Data supplied.
+---+
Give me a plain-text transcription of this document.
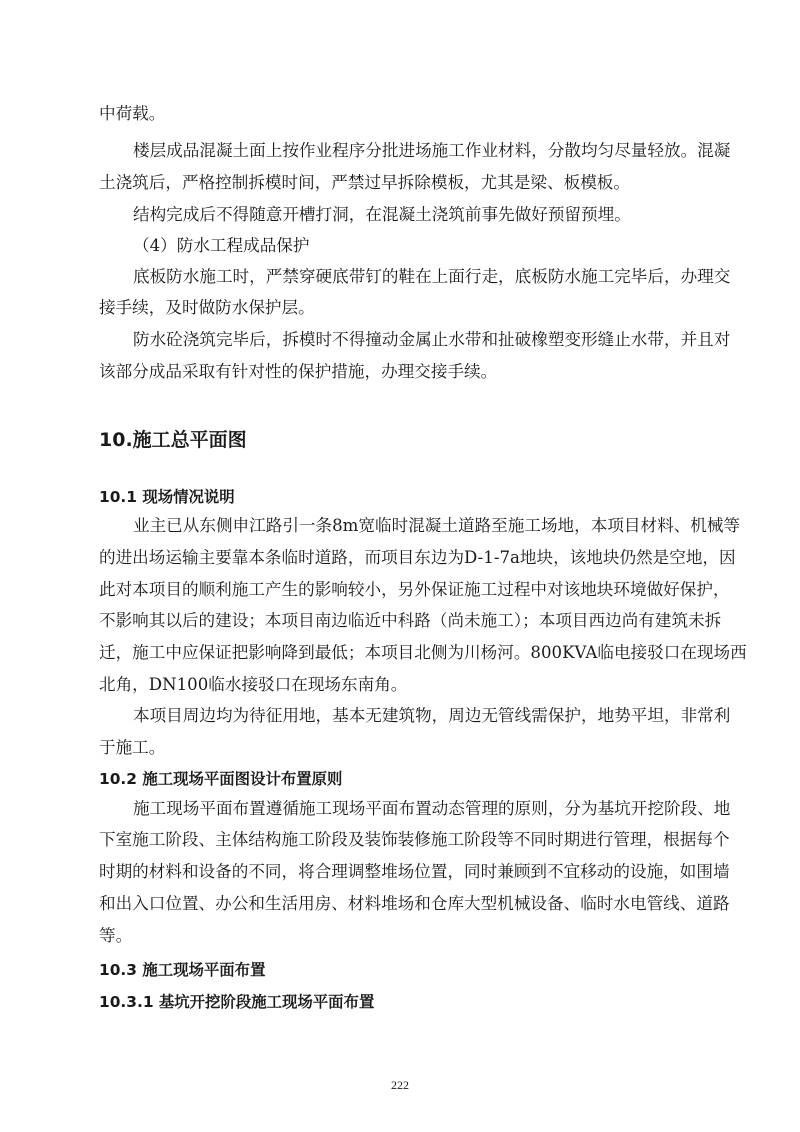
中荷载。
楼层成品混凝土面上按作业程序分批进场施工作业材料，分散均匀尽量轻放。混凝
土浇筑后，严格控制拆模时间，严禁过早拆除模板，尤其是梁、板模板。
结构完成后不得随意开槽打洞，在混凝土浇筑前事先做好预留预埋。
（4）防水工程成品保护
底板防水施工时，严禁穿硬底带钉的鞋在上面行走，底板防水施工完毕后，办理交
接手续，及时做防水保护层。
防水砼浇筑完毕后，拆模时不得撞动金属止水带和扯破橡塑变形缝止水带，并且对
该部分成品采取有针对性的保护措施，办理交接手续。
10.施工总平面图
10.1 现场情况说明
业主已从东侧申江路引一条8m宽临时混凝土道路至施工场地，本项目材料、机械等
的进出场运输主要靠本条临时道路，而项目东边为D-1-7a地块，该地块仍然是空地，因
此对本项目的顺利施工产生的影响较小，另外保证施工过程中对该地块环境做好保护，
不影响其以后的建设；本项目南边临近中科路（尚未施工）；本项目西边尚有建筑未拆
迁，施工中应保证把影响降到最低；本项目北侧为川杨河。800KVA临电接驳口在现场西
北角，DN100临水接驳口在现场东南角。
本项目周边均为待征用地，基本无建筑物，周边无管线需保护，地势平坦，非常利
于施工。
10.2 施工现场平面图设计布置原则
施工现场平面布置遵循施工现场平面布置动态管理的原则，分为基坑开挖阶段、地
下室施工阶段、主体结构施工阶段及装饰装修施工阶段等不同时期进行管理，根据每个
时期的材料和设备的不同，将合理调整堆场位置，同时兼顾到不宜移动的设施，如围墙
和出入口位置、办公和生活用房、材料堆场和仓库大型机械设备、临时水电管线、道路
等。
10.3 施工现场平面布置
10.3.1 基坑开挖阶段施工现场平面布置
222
+---+
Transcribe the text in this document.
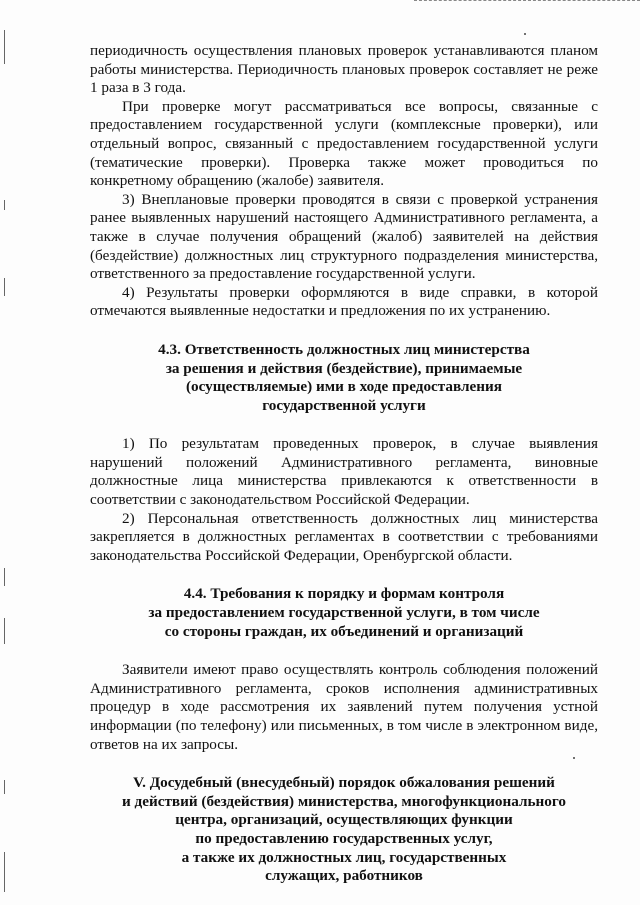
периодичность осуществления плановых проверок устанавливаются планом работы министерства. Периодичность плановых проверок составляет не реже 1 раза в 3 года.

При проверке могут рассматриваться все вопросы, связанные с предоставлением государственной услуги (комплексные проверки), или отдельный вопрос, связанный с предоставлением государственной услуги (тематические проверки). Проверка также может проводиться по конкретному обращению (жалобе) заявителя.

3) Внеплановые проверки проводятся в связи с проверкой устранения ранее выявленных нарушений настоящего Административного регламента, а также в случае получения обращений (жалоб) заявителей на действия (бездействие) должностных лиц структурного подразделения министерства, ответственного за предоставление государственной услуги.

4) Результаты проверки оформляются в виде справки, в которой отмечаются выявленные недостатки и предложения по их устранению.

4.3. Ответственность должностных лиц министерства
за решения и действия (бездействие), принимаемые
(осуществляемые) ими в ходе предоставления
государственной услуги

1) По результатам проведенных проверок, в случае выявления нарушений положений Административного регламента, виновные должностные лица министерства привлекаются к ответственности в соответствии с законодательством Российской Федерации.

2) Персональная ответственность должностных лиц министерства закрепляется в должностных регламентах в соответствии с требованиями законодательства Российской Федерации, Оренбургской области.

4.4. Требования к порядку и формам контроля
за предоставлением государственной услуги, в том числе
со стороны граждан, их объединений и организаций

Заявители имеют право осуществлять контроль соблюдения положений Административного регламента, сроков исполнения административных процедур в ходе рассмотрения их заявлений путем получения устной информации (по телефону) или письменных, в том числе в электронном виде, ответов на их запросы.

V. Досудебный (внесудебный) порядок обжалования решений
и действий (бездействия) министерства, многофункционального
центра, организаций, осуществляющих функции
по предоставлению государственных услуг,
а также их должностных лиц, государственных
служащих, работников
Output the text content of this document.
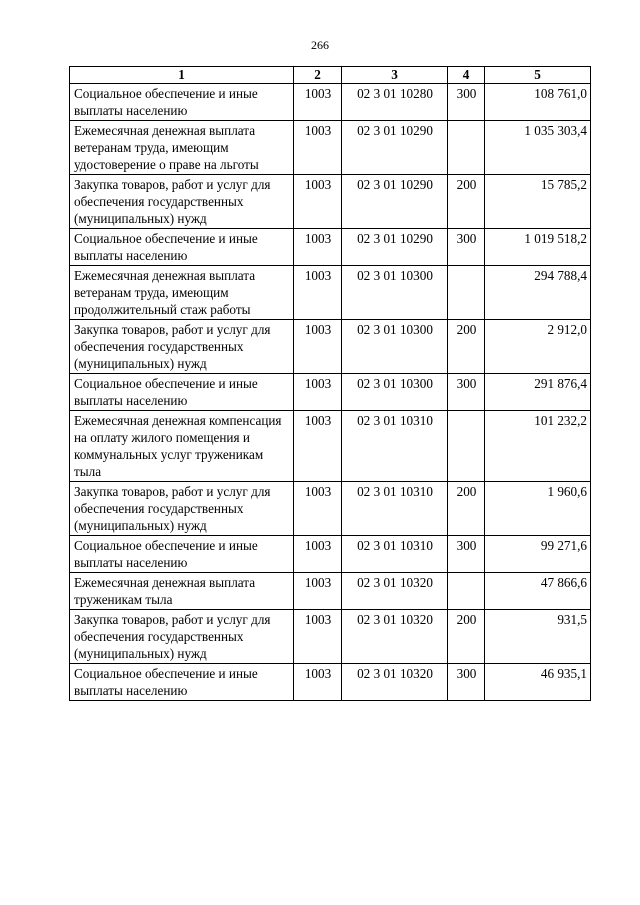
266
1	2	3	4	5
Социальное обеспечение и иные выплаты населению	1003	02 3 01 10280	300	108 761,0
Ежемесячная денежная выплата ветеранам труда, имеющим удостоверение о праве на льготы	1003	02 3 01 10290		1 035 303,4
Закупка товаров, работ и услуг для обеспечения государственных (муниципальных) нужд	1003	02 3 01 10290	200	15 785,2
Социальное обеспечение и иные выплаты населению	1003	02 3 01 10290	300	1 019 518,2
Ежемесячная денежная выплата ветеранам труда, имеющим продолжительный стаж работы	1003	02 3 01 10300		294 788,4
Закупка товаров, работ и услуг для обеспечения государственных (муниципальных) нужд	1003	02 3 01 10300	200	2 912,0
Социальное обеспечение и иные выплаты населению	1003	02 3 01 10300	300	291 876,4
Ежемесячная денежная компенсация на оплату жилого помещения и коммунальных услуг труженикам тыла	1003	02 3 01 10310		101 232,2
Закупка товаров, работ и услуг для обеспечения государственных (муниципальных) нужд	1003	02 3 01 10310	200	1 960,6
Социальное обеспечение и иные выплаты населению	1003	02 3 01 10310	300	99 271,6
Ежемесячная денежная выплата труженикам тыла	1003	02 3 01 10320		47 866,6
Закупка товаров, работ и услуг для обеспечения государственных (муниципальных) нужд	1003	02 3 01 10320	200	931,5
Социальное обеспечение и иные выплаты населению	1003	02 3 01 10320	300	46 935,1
+---+
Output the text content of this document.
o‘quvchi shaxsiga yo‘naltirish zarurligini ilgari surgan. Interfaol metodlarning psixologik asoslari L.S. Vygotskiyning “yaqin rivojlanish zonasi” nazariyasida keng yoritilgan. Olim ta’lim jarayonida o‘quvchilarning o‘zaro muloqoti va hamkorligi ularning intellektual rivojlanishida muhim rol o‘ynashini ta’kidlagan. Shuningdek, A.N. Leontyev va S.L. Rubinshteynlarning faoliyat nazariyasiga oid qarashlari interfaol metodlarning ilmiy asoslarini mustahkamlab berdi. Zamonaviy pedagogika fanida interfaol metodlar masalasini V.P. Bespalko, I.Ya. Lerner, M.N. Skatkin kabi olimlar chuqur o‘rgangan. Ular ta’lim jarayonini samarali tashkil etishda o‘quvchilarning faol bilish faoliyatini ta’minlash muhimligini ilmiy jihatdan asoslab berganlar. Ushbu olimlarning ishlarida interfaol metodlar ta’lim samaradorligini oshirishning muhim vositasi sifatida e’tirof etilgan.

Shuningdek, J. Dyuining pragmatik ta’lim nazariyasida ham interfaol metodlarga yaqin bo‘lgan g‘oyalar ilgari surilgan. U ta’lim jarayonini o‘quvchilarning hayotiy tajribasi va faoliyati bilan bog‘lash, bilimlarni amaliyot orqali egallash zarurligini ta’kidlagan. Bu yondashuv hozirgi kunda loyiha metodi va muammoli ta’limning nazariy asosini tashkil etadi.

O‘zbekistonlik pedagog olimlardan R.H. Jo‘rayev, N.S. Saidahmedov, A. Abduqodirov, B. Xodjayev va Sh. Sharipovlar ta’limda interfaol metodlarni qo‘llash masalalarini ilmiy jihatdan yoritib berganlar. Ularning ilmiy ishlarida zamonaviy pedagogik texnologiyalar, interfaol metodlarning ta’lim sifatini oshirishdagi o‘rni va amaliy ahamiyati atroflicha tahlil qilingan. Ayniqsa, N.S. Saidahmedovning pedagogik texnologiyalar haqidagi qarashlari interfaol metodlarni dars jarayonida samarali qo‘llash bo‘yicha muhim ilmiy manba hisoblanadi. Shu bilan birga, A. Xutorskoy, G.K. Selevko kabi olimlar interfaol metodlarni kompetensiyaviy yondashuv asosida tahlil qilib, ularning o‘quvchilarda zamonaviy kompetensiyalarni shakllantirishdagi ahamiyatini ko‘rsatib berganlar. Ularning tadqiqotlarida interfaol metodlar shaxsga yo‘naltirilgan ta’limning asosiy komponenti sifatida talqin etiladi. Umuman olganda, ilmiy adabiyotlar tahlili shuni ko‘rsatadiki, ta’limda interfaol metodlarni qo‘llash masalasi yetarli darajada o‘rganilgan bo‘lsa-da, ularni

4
+---+
Task details. Copy each line that holds the word "тыла".

Written response.
Ежемесячная денежная компенсация на оплату жилого помещения и коммунальных услуг труженикам тыла	1003	02 3 01 10310		101 232,2
Ежемесячная денежная выплата труженикам тыла	1003	02 3 01 10320		47 866,6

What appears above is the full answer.